What is needed: Starting at the line with "Extract the structured" in it, reproduce each line below through the last one, exactly, and include nothing else.

Listed records:
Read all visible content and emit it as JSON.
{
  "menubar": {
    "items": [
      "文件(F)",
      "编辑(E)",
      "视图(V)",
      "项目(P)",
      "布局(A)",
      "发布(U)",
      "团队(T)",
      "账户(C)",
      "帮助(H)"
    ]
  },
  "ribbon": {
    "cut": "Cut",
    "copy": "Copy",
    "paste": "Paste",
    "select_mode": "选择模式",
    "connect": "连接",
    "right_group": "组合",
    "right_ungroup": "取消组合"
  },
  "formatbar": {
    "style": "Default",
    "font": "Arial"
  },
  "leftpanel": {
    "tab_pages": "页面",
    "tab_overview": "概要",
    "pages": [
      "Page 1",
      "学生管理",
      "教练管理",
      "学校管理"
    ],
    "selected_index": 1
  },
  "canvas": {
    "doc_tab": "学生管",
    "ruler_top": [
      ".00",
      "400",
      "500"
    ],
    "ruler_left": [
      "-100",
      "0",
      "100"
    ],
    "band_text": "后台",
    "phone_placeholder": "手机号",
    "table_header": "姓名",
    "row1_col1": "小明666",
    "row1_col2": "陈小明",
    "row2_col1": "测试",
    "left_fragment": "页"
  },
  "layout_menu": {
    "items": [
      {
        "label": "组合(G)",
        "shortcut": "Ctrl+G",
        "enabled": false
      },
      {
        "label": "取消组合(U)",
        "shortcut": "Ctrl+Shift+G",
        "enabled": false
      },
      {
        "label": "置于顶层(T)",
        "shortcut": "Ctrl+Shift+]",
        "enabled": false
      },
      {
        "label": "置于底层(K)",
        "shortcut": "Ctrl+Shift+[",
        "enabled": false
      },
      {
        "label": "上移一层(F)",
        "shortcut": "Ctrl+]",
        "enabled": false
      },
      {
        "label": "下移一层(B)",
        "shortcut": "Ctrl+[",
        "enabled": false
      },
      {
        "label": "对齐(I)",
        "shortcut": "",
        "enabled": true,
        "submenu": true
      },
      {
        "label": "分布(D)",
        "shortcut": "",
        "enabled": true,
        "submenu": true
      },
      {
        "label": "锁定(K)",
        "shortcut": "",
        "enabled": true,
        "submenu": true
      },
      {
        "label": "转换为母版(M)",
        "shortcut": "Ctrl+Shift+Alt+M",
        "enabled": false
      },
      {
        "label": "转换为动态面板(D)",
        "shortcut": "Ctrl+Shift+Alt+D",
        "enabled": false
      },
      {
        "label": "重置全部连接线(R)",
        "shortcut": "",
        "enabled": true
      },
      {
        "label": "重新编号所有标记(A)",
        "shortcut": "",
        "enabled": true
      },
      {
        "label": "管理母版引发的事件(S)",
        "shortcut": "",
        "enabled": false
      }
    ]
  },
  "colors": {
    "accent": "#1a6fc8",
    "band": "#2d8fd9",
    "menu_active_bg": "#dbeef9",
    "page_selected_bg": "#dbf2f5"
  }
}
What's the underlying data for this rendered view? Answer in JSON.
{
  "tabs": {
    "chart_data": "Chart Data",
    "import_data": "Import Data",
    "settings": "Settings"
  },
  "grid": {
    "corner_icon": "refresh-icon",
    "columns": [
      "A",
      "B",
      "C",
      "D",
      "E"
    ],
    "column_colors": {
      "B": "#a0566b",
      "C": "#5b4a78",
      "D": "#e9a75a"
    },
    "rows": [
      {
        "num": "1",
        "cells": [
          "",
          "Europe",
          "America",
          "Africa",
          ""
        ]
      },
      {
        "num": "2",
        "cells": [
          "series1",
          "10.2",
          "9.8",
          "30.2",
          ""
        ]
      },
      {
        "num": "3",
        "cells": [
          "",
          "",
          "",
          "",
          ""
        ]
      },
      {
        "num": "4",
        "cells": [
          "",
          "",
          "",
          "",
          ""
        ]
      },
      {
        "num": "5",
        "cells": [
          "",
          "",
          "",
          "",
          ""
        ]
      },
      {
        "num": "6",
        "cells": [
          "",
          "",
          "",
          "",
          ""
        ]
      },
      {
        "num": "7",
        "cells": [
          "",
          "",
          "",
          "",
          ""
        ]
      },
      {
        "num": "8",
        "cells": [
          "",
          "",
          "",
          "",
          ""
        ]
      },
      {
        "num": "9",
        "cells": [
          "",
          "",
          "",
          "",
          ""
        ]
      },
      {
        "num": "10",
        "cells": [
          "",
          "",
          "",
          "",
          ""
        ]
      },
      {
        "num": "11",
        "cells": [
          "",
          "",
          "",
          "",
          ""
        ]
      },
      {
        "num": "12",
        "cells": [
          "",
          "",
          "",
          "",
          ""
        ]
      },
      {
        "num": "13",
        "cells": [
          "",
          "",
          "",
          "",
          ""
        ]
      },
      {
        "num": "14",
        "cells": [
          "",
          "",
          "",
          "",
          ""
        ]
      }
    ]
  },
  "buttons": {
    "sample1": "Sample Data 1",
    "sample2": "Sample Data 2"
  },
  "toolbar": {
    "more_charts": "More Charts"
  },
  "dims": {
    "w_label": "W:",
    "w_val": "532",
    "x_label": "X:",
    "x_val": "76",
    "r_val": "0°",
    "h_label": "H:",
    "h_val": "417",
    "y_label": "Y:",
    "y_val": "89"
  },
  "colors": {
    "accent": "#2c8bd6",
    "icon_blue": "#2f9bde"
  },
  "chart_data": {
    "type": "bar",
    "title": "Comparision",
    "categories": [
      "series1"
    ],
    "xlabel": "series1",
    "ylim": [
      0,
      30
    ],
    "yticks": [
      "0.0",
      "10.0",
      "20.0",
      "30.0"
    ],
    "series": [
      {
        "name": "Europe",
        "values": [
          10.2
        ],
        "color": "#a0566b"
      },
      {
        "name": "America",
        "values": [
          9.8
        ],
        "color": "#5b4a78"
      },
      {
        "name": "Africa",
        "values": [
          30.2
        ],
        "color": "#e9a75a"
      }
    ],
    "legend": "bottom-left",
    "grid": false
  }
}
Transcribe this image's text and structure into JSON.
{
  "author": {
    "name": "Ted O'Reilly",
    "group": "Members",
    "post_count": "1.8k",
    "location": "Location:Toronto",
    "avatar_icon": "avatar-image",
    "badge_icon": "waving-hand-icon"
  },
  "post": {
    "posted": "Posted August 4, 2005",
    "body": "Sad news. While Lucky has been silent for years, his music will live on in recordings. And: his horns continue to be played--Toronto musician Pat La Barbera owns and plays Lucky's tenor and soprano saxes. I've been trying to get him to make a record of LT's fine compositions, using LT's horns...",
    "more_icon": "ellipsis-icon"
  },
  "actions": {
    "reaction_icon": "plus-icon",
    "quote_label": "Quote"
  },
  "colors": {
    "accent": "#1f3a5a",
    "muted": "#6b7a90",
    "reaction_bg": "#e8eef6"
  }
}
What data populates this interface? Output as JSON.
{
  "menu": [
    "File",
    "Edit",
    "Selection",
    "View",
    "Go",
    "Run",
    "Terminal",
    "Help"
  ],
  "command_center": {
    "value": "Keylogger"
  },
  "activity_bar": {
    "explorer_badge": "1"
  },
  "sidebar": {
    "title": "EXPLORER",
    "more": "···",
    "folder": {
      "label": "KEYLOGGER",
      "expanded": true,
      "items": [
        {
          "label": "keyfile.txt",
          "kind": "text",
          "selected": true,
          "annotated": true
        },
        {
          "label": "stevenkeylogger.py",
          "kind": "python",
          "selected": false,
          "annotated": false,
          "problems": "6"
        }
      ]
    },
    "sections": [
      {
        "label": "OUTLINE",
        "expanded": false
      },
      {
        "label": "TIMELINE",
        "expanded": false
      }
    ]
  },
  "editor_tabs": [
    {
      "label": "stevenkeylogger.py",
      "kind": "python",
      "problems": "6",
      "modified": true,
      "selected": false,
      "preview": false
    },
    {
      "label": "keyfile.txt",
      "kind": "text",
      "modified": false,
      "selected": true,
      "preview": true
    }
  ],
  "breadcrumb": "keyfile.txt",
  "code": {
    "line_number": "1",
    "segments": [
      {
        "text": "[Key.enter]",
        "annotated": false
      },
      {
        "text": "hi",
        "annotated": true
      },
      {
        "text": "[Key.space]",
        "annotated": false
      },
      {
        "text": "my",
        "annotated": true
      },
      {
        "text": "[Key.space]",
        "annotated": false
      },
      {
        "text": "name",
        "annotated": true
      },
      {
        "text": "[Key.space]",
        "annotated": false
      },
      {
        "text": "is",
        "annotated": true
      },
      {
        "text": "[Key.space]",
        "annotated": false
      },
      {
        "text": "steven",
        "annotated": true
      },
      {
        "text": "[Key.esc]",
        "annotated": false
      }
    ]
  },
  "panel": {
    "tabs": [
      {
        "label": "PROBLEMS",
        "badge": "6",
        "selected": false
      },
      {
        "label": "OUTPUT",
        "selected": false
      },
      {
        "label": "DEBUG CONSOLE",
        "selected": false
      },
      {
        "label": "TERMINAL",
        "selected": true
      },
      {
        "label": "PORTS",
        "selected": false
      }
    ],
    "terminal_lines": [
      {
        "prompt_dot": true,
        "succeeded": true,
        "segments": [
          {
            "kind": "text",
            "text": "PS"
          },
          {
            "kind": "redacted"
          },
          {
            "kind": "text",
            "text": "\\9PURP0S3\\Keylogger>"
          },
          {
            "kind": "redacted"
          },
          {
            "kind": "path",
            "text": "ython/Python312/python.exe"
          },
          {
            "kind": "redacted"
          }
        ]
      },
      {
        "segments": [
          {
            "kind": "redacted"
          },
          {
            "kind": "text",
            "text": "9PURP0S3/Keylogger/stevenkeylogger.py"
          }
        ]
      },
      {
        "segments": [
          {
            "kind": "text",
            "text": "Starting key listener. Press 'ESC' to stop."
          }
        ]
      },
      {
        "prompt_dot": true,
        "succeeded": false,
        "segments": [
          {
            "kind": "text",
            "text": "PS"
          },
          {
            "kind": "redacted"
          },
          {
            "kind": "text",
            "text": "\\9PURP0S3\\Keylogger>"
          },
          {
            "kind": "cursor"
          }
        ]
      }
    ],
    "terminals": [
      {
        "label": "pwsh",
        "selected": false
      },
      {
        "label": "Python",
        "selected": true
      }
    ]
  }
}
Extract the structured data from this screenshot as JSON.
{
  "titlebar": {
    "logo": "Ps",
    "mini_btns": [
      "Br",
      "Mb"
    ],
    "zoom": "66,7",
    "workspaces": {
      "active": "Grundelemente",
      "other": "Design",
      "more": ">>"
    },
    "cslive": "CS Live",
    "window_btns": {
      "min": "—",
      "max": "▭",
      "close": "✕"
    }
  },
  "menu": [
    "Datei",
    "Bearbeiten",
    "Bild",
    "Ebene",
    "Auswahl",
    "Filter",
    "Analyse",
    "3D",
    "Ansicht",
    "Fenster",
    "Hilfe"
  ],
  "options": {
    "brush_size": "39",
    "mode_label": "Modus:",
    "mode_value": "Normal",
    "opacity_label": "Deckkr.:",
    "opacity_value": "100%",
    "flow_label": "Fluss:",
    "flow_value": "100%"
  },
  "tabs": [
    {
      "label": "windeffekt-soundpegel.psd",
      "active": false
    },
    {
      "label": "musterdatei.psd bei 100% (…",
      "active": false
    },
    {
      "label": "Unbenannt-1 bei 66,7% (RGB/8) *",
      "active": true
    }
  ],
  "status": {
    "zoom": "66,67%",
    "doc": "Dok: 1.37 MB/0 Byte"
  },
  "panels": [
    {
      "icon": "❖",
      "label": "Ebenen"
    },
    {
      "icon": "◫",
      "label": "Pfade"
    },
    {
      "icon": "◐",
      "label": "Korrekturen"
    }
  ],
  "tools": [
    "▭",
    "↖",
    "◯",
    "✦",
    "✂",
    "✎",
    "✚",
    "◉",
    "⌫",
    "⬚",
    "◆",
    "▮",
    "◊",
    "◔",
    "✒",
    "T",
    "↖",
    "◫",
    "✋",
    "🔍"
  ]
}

Answer for the task:
Extract the structured data from this screenshot as JSON.
{
  "titlebar": {
    "logo": "Ps",
    "mini_btns": [
      "Br",
      "Mb"
    ],
    "zoom": "66,7",
    "workspaces": {
      "active": "Grundelemente",
      "other": "Design",
      "more": ">>"
    },
    "cslive": "CS Live",
    "window_btns": {
      "min": "—",
      "max": "▭",
      "close": "✕"
    }
  },
  "menu": [
    "Datei",
    "Bearbeiten",
    "Bild",
    "Ebene",
    "Auswahl",
    "Filter",
    "Analyse",
    "3D",
    "Ansicht",
    "Fenster",
    "Hilfe"
  ],
  "options": {
    "brush_size": "39",
    "mode_label": "Modus:",
    "mode_value": "Normal",
    "opacity_label": "Deckkr.:",
    "opacity_value": "100%",
    "flow_label": "Fluss:",
    "flow_value": "100%"
  },
  "tabs": [
    {
      "label": "windeffekt-soundpegel.psd",
      "active": false
    },
    {
      "label": "musterdatei.psd bei 100% (…",
      "active": false
    },
    {
      "label": "Unbenannt-1 bei 66,7% (RGB/8) *",
      "active": true
    }
  ],
  "status": {
    "zoom": "66,67%",
    "doc": "Dok: 1.37 MB/0 Byte"
  },
  "panels": [
    {
      "icon": "❖",
      "label": "Ebenen"
    },
    {
      "icon": "◫",
      "label": "Pfade"
    },
    {
      "icon": "◐",
      "label": "Korrekturen"
    }
  ],
  "tools": [
    "▭",
    "↖",
    "◯",
    "✦",
    "✂",
    "✎",
    "✚",
    "◉",
    "⌫",
    "⬚",
    "◆",
    "▮",
    "◊",
    "◔",
    "✒",
    "T",
    "↖",
    "◫",
    "✋",
    "🔍"
  ]
}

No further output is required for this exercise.